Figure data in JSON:
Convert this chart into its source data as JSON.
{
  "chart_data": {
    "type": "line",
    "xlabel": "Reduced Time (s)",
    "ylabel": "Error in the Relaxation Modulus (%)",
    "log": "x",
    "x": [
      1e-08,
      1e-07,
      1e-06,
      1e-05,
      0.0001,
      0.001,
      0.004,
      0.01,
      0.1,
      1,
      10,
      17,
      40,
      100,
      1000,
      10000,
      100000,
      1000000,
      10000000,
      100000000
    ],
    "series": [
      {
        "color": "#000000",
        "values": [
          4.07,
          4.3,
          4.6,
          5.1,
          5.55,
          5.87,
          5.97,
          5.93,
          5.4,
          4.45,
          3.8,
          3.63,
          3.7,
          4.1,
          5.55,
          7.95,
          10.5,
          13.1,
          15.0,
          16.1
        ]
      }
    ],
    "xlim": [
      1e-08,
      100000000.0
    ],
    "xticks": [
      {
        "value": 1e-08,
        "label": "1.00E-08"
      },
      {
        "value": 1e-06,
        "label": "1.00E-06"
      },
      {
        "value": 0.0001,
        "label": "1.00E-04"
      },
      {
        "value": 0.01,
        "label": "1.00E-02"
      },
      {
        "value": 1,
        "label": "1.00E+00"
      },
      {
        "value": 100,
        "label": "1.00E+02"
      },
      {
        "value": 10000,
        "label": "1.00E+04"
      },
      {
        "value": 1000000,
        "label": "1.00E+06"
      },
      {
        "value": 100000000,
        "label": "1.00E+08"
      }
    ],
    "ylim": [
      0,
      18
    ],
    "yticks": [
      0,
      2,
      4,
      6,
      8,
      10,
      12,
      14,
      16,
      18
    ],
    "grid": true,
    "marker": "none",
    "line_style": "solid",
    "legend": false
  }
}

#### WHAT IS ASKED:
Return all of the entries exactly as written.

#### FINAL RESULT:
Convert this chart into its source data as JSON.
{
  "chart_data": {
    "type": "line",
    "xlabel": "Reduced Time (s)",
    "ylabel": "Error in the Relaxation Modulus (%)",
    "log": "x",
    "x": [
      1e-08,
      1e-07,
      1e-06,
      1e-05,
      0.0001,
      0.001,
      0.004,
      0.01,
      0.1,
      1,
      10,
      17,
      40,
      100,
      1000,
      10000,
      100000,
      1000000,
      10000000,
      100000000
    ],
    "series": [
      {
        "color": "#000000",
        "values": [
          4.07,
          4.3,
          4.6,
          5.1,
          5.55,
          5.87,
          5.97,
          5.93,
          5.4,
          4.45,
          3.8,
          3.63,
          3.7,
          4.1,
          5.55,
          7.95,
          10.5,
          13.1,
          15.0,
          16.1
        ]
      }
    ],
    "xlim": [
      1e-08,
      100000000.0
    ],
    "xticks": [
      {
        "value": 1e-08,
        "label": "1.00E-08"
      },
      {
        "value": 1e-06,
        "label": "1.00E-06"
      },
      {
        "value": 0.0001,
        "label": "1.00E-04"
      },
      {
        "value": 0.01,
        "label": "1.00E-02"
      },
      {
        "value": 1,
        "label": "1.00E+00"
      },
      {
        "value": 100,
        "label": "1.00E+02"
      },
      {
        "value": 10000,
        "label": "1.00E+04"
      },
      {
        "value": 1000000,
        "label": "1.00E+06"
      },
      {
        "value": 100000000,
        "label": "1.00E+08"
      }
    ],
    "ylim": [
      0,
      18
    ],
    "yticks": [
      0,
      2,
      4,
      6,
      8,
      10,
      12,
      14,
      16,
      18
    ],
    "grid": true,
    "marker": "none",
    "line_style": "solid",
    "legend": false
  }
}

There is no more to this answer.